[Figure collection entries]
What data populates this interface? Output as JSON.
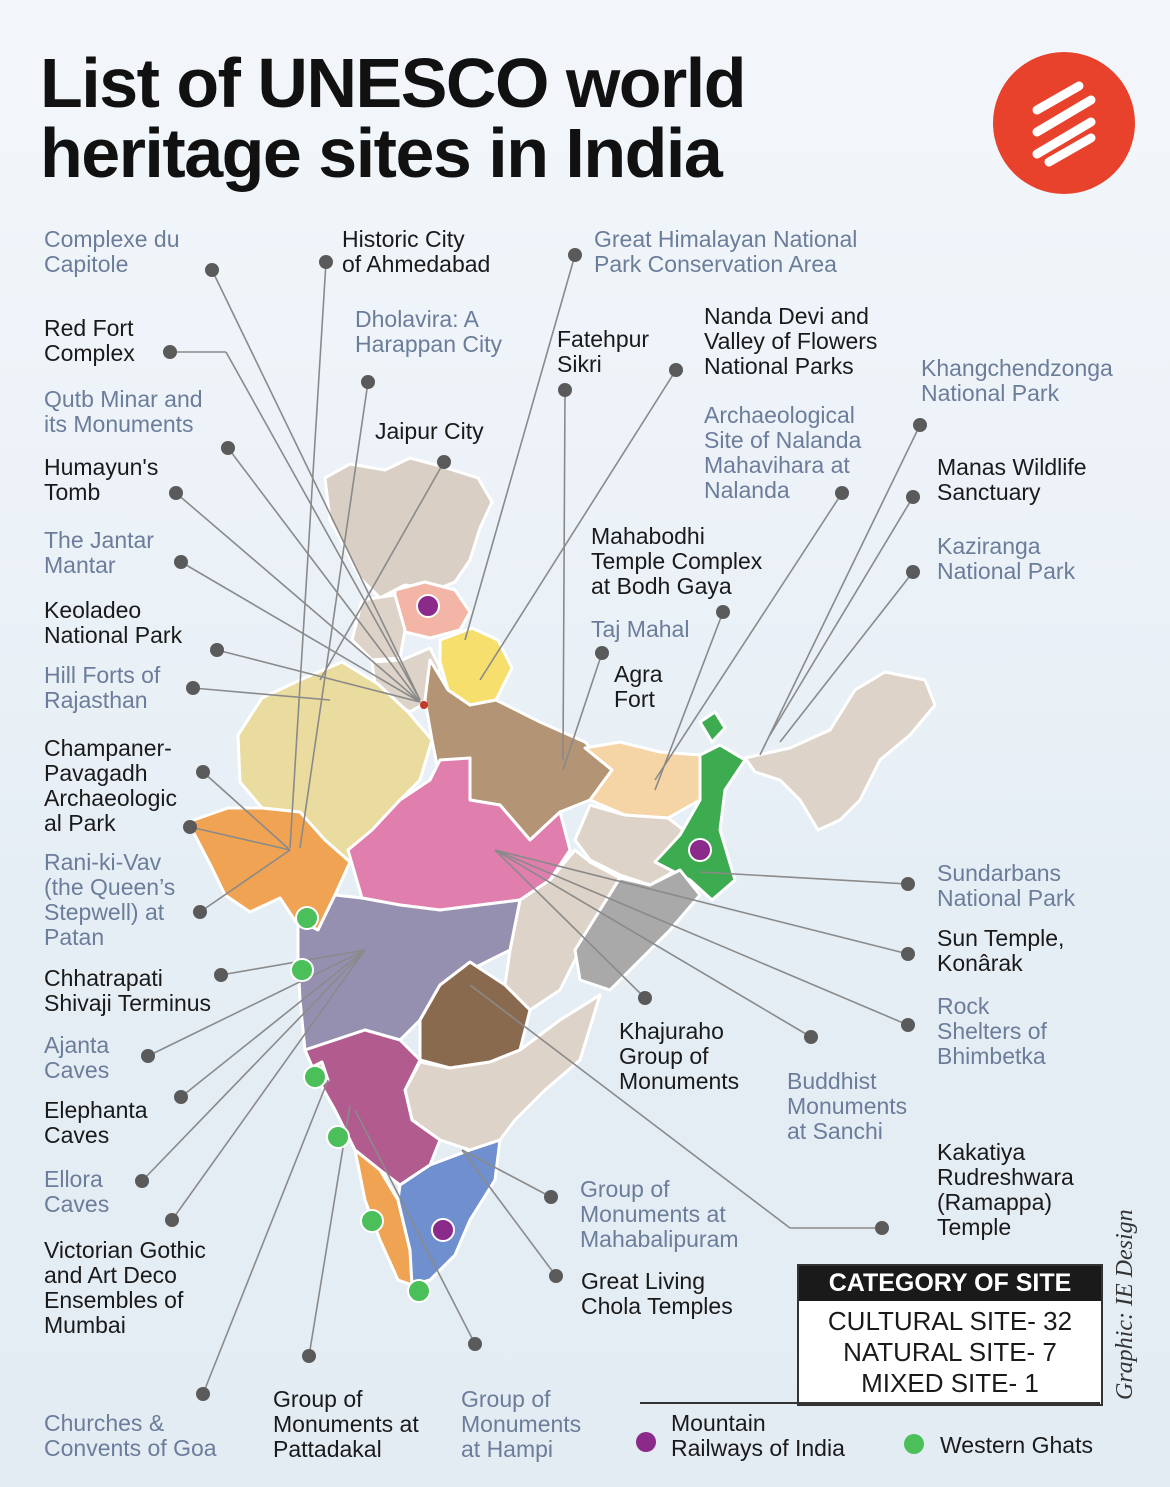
{
  "title": {
    "line1": "List of UNESCO world",
    "line2": "heritage sites in India"
  },
  "logo": {
    "icon": "indian-express-logo-icon",
    "color": "#e8412c"
  },
  "colors": {
    "cultural_label": "#1a1a1a",
    "alt_label": "#6b7d9a",
    "mountain_railways_dot": "#8b2a8b",
    "western_ghats_dot": "#4bbf5a"
  },
  "sites": [
    {
      "id": "complexe-du-capitole",
      "label": "Complexe du\nCapitole",
      "style": "blue"
    },
    {
      "id": "historic-city-ahmedabad",
      "label": "Historic City\nof Ahmedabad",
      "style": "dark"
    },
    {
      "id": "great-himalayan",
      "label": "Great Himalayan National\nPark Conservation Area",
      "style": "blue"
    },
    {
      "id": "red-fort",
      "label": "Red Fort\nComplex",
      "style": "dark"
    },
    {
      "id": "dholavira",
      "label": "Dholavira: A\nHarappan City",
      "style": "blue"
    },
    {
      "id": "fatehpur-sikri",
      "label": "Fatehpur\nSikri",
      "style": "dark"
    },
    {
      "id": "nanda-devi",
      "label": "Nanda Devi and\nValley of Flowers\nNational Parks",
      "style": "dark"
    },
    {
      "id": "khangchendzonga",
      "label": "Khangchendzonga\nNational Park",
      "style": "blue"
    },
    {
      "id": "qutb-minar",
      "label": "Qutb Minar and\nits Monuments",
      "style": "blue"
    },
    {
      "id": "jaipur-city",
      "label": "Jaipur City",
      "style": "dark"
    },
    {
      "id": "nalanda",
      "label": "Archaeological\nSite of Nalanda\nMahavihara at\nNalanda",
      "style": "blue"
    },
    {
      "id": "humayuns-tomb",
      "label": "Humayun's\nTomb",
      "style": "dark"
    },
    {
      "id": "manas",
      "label": "Manas Wildlife\nSanctuary",
      "style": "dark"
    },
    {
      "id": "jantar-mantar",
      "label": "The Jantar\nMantar",
      "style": "blue"
    },
    {
      "id": "mahabodhi",
      "label": "Mahabodhi\nTemple Complex\nat Bodh Gaya",
      "style": "dark"
    },
    {
      "id": "kaziranga",
      "label": "Kaziranga\nNational Park",
      "style": "blue"
    },
    {
      "id": "keoladeo",
      "label": "Keoladeo\nNational Park",
      "style": "dark"
    },
    {
      "id": "taj-mahal",
      "label": "Taj Mahal",
      "style": "blue"
    },
    {
      "id": "hill-forts",
      "label": "Hill Forts of\nRajasthan",
      "style": "blue"
    },
    {
      "id": "agra-fort",
      "label": "Agra\nFort",
      "style": "dark"
    },
    {
      "id": "champaner",
      "label": "Champaner-\nPavagadh\nArchaeologic\nal Park",
      "style": "dark"
    },
    {
      "id": "rani-ki-vav",
      "label": "Rani-ki-Vav\n(the Queen’s\nStepwell) at\nPatan",
      "style": "blue"
    },
    {
      "id": "sundarbans",
      "label": "Sundarbans\nNational Park",
      "style": "blue"
    },
    {
      "id": "sun-temple",
      "label": "Sun Temple,\nKonârak",
      "style": "dark"
    },
    {
      "id": "chhatrapati",
      "label": "Chhatrapati\nShivaji Terminus",
      "style": "dark"
    },
    {
      "id": "bhimbetka",
      "label": "Rock\nShelters of\nBhimbetka",
      "style": "blue"
    },
    {
      "id": "ajanta",
      "label": "Ajanta\nCaves",
      "style": "blue"
    },
    {
      "id": "khajuraho",
      "label": "Khajuraho\nGroup of\nMonuments",
      "style": "dark"
    },
    {
      "id": "sanchi",
      "label": "Buddhist\nMonuments\nat Sanchi",
      "style": "blue"
    },
    {
      "id": "elephanta",
      "label": "Elephanta\nCaves",
      "style": "dark"
    },
    {
      "id": "kakatiya",
      "label": "Kakatiya\nRudreshwara\n(Ramappa)\nTemple",
      "style": "dark"
    },
    {
      "id": "ellora",
      "label": "Ellora\nCaves",
      "style": "blue"
    },
    {
      "id": "mahabalipuram",
      "label": "Group of\nMonuments at\nMahabalipuram",
      "style": "blue"
    },
    {
      "id": "victorian-gothic",
      "label": "Victorian Gothic\nand Art Deco\nEnsembles of\nMumbai",
      "style": "dark"
    },
    {
      "id": "chola",
      "label": "Great Living\nChola Temples",
      "style": "dark"
    },
    {
      "id": "goa",
      "label": "Churches &\nConvents of Goa",
      "style": "blue"
    },
    {
      "id": "pattadakal",
      "label": "Group of\nMonuments at\nPattadakal",
      "style": "dark"
    },
    {
      "id": "hampi",
      "label": "Group of\nMonuments\nat Hampi",
      "style": "blue"
    }
  ],
  "legend": {
    "heading": "CATEGORY OF SITE",
    "cultural": "CULTURAL SITE- 32",
    "natural": "NATURAL SITE- 7",
    "mixed": "MIXED SITE- 1"
  },
  "key": {
    "mountain_railways": "Mountain\nRailways of India",
    "western_ghats": "Western Ghats"
  },
  "credit": "Graphic: IE Design"
}
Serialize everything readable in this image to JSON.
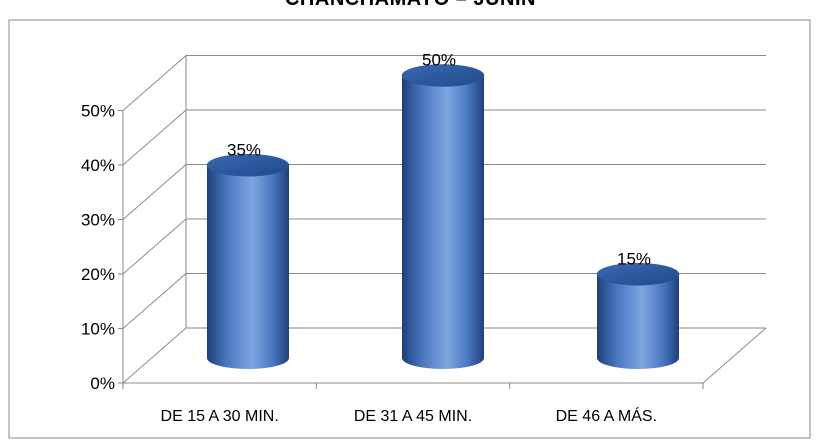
{
  "chart_data": {
    "type": "bar",
    "title": "CHANCHAMAYO – JUNIN",
    "categories": [
      "DE 15 A 30 MIN.",
      "DE 31 A 45 MIN.",
      "DE 46 A MÁS."
    ],
    "values": [
      35,
      50,
      15
    ],
    "value_labels": [
      "35%",
      "50%",
      "15%"
    ],
    "y_ticks": [
      "0%",
      "10%",
      "20%",
      "30%",
      "40%",
      "50%"
    ],
    "ylim": [
      0,
      50
    ],
    "xlabel": "",
    "ylabel": "",
    "grid": true,
    "legend": "none",
    "bar_color": "#4a78c0",
    "bar_dark": "#1f3f7a",
    "bar_light": "#7ea5e0"
  }
}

_Do this_: Exactly the lines from the line containing "Serialize everything readable" through the last line of the entries above are to be quoted, both included, and nothing else. Pictures are left out.

_Output for this task_:
Serialize everything readable in this image to JSON.
{
  "chart_data": {
    "type": "bar",
    "title": "CHANCHAMAYO – JUNIN",
    "categories": [
      "DE 15 A 30 MIN.",
      "DE 31 A 45 MIN.",
      "DE 46 A MÁS."
    ],
    "values": [
      35,
      50,
      15
    ],
    "value_labels": [
      "35%",
      "50%",
      "15%"
    ],
    "y_ticks": [
      "0%",
      "10%",
      "20%",
      "30%",
      "40%",
      "50%"
    ],
    "ylim": [
      0,
      50
    ],
    "xlabel": "",
    "ylabel": "",
    "grid": true,
    "legend": "none",
    "bar_color": "#4a78c0",
    "bar_dark": "#1f3f7a",
    "bar_light": "#7ea5e0"
  }
}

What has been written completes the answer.